What this task involves
Will you quote all of the entries, word for word?

Source records
━━━━━━━━━━━━━━━━━━━━━━━━━━━━━━

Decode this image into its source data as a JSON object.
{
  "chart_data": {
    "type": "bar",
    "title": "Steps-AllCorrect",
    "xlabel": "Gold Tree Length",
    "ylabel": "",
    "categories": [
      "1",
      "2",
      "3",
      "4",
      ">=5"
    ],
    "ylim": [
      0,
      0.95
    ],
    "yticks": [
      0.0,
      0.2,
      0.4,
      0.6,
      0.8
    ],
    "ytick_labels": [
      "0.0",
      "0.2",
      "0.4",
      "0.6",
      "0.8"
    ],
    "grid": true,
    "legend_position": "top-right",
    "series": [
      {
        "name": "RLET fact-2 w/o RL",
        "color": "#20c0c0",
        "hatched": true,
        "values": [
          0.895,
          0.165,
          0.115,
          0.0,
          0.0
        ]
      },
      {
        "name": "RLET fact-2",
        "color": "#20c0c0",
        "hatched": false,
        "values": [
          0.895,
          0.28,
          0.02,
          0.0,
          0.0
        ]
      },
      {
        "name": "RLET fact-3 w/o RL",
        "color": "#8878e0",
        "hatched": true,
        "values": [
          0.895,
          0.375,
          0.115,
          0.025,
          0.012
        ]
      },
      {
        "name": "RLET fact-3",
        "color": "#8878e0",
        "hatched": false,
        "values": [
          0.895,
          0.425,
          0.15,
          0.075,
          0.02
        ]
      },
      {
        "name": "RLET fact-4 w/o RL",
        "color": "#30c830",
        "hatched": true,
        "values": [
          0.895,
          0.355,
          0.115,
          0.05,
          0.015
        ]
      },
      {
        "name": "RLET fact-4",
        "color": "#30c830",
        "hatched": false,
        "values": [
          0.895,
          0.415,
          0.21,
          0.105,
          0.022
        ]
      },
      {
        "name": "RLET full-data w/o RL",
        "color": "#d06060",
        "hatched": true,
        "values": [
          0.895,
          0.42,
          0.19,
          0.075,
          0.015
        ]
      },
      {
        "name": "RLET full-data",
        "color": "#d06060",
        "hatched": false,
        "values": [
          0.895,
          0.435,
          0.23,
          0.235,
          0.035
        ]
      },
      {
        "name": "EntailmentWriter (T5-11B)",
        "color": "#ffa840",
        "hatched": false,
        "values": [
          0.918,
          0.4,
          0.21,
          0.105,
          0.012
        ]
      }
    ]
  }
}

━━━━━━━━━━━━━━━━━━━━━━━━━━━━━━

Result of this task
Decode this image into its source data as a JSON object.
{
  "chart_data": {
    "type": "bar",
    "title": "Steps-AllCorrect",
    "xlabel": "Gold Tree Length",
    "ylabel": "",
    "categories": [
      "1",
      "2",
      "3",
      "4",
      ">=5"
    ],
    "ylim": [
      0,
      0.95
    ],
    "yticks": [
      0.0,
      0.2,
      0.4,
      0.6,
      0.8
    ],
    "ytick_labels": [
      "0.0",
      "0.2",
      "0.4",
      "0.6",
      "0.8"
    ],
    "grid": true,
    "legend_position": "top-right",
    "series": [
      {
        "name": "RLET fact-2 w/o RL",
        "color": "#20c0c0",
        "hatched": true,
        "values": [
          0.895,
          0.165,
          0.115,
          0.0,
          0.0
        ]
      },
      {
        "name": "RLET fact-2",
        "color": "#20c0c0",
        "hatched": false,
        "values": [
          0.895,
          0.28,
          0.02,
          0.0,
          0.0
        ]
      },
      {
        "name": "RLET fact-3 w/o RL",
        "color": "#8878e0",
        "hatched": true,
        "values": [
          0.895,
          0.375,
          0.115,
          0.025,
          0.012
        ]
      },
      {
        "name": "RLET fact-3",
        "color": "#8878e0",
        "hatched": false,
        "values": [
          0.895,
          0.425,
          0.15,
          0.075,
          0.02
        ]
      },
      {
        "name": "RLET fact-4 w/o RL",
        "color": "#30c830",
        "hatched": true,
        "values": [
          0.895,
          0.355,
          0.115,
          0.05,
          0.015
        ]
      },
      {
        "name": "RLET fact-4",
        "color": "#30c830",
        "hatched": false,
        "values": [
          0.895,
          0.415,
          0.21,
          0.105,
          0.022
        ]
      },
      {
        "name": "RLET full-data w/o RL",
        "color": "#d06060",
        "hatched": true,
        "values": [
          0.895,
          0.42,
          0.19,
          0.075,
          0.015
        ]
      },
      {
        "name": "RLET full-data",
        "color": "#d06060",
        "hatched": false,
        "values": [
          0.895,
          0.435,
          0.23,
          0.235,
          0.035
        ]
      },
      {
        "name": "EntailmentWriter (T5-11B)",
        "color": "#ffa840",
        "hatched": false,
        "values": [
          0.918,
          0.4,
          0.21,
          0.105,
          0.012
        ]
      }
    ]
  }
}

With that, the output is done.